▸ DIRECTIONS FOR THIS TASK
Determine the number of lines that have the string "Altas" in them, and give only that number.

▸ RECORDED DATA
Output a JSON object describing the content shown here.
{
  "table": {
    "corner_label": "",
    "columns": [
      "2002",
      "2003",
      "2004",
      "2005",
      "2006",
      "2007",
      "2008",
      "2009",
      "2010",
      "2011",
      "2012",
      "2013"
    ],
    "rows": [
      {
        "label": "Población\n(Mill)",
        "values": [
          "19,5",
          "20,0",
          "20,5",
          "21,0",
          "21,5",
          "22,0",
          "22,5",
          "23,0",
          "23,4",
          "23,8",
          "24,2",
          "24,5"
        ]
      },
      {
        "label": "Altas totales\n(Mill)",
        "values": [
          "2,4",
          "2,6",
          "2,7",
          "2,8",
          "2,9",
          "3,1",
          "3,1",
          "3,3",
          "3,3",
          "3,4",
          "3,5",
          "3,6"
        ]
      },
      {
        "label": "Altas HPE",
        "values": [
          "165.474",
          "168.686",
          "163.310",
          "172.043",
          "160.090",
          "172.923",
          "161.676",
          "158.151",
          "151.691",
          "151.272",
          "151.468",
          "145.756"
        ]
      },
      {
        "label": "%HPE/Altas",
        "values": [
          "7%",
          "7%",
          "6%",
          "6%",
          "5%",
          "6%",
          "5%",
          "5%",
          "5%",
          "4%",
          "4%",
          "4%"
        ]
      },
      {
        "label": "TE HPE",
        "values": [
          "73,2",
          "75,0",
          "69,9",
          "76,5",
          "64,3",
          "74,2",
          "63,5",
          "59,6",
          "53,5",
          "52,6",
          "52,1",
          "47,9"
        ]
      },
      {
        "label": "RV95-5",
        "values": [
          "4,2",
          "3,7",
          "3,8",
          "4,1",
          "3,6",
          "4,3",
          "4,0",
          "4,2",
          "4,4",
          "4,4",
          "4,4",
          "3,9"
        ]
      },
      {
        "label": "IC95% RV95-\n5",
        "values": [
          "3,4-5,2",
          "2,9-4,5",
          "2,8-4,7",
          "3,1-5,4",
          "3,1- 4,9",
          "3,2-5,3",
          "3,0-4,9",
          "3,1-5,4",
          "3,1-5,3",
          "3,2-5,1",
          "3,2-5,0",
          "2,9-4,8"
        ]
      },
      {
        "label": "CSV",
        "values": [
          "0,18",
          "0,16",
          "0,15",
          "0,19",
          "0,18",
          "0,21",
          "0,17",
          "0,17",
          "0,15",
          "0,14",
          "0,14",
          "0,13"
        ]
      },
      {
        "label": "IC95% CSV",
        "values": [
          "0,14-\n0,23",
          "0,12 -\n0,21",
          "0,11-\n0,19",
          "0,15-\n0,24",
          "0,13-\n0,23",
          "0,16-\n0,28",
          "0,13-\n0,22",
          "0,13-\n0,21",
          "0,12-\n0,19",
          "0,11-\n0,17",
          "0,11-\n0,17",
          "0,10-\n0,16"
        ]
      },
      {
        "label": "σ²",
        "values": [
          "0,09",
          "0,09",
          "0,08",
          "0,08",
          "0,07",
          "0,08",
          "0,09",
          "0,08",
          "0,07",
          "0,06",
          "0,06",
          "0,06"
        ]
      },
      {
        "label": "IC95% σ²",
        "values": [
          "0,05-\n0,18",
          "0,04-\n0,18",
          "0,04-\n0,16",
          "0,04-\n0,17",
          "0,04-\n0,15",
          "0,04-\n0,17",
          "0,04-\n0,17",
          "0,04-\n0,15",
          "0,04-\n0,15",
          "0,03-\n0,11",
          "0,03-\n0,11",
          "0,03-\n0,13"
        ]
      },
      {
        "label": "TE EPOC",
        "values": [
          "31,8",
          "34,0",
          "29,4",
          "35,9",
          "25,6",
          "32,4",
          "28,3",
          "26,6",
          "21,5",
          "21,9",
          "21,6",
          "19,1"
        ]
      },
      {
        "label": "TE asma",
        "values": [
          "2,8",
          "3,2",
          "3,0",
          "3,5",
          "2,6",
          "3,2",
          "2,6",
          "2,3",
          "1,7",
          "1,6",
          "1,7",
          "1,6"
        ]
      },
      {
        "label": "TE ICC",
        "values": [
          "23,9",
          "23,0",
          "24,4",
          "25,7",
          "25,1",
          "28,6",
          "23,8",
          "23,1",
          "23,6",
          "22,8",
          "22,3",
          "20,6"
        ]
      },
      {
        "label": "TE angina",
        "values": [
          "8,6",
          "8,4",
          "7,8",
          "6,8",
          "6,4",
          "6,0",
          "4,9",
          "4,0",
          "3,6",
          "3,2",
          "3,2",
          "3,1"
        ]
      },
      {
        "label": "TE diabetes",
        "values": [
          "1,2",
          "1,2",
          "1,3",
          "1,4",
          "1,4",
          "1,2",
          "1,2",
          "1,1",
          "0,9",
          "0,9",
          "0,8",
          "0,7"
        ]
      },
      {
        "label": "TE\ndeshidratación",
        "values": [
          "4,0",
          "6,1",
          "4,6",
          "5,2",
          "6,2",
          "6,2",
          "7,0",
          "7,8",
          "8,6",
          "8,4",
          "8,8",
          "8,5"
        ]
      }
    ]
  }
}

▸ ANSWER
3